Task goal →
Lines containing the string "用于相同口径软管与螺纹管件之间的连接" are to be collected in full.
++++++++++++++++++++
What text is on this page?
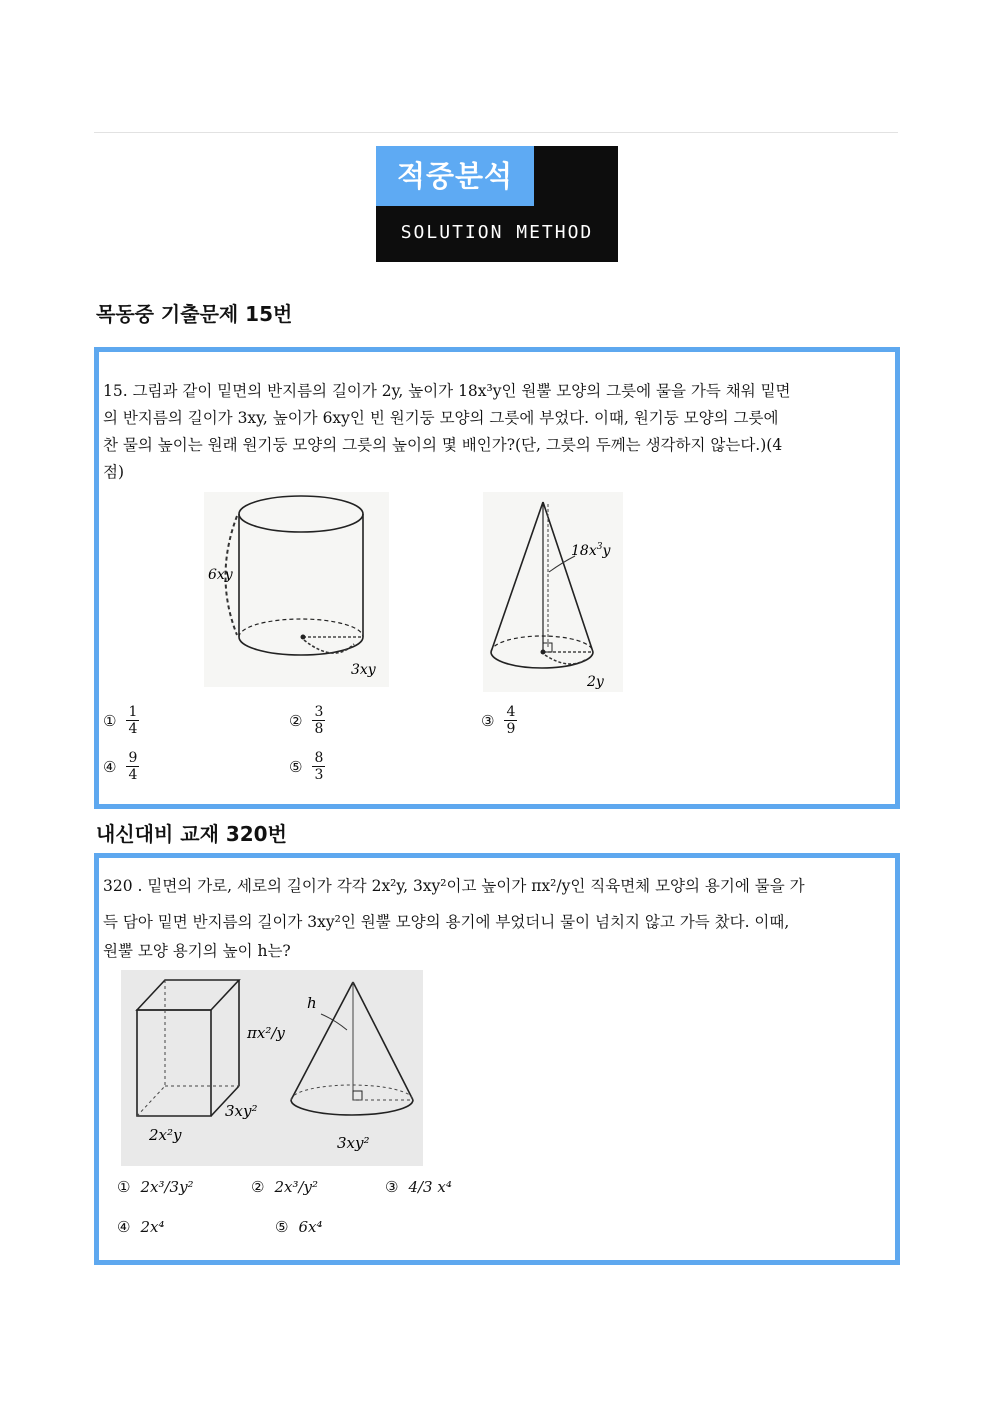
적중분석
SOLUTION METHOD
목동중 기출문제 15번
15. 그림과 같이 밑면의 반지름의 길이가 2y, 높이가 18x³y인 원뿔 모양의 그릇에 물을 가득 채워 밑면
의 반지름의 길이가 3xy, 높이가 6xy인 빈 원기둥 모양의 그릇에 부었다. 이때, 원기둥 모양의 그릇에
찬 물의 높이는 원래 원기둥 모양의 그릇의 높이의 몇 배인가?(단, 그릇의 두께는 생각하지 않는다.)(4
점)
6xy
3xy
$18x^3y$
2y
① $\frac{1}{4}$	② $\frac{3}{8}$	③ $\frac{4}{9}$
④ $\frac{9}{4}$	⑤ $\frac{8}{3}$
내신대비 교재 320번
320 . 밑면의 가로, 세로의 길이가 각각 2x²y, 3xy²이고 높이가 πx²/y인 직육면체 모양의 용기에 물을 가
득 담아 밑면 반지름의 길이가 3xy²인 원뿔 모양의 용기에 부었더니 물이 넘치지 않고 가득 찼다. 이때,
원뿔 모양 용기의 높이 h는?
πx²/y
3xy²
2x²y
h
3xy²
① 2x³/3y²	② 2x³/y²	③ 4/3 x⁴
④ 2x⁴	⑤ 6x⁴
++++++++++++++++++++
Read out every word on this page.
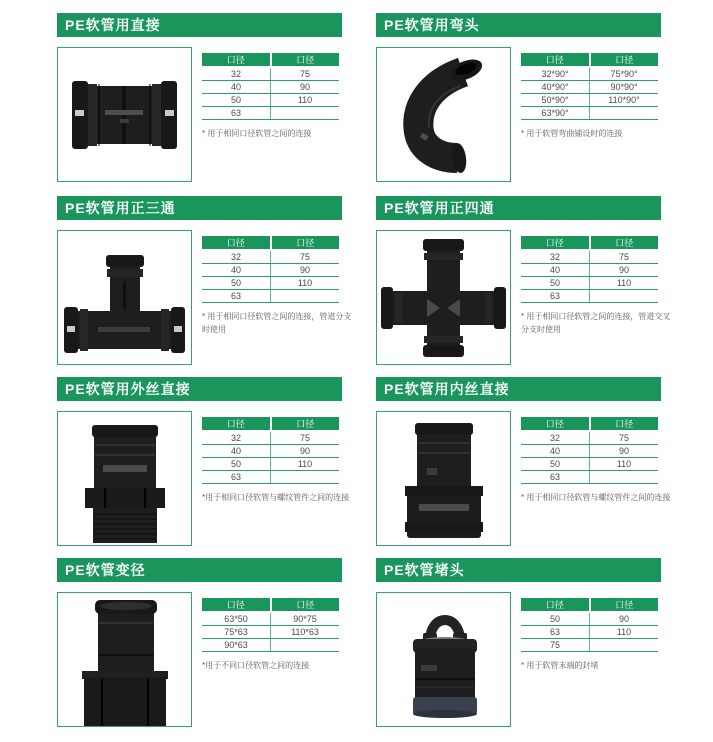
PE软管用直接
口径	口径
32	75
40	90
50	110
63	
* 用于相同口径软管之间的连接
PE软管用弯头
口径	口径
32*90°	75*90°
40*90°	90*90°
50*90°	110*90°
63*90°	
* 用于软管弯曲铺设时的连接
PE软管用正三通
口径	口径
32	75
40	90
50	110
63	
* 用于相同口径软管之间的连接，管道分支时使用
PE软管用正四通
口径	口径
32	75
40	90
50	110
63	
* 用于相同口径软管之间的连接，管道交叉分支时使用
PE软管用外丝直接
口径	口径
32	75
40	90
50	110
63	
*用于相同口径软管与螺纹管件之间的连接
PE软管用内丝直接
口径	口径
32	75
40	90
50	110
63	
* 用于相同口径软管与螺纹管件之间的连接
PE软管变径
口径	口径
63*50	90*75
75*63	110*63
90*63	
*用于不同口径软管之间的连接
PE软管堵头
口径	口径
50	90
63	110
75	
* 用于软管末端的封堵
++++++++++++++++++++
Answer to this problem →
*用于相同口径软管与螺纹管件之间的连接
* 用于相同口径软管与螺纹管件之间的连接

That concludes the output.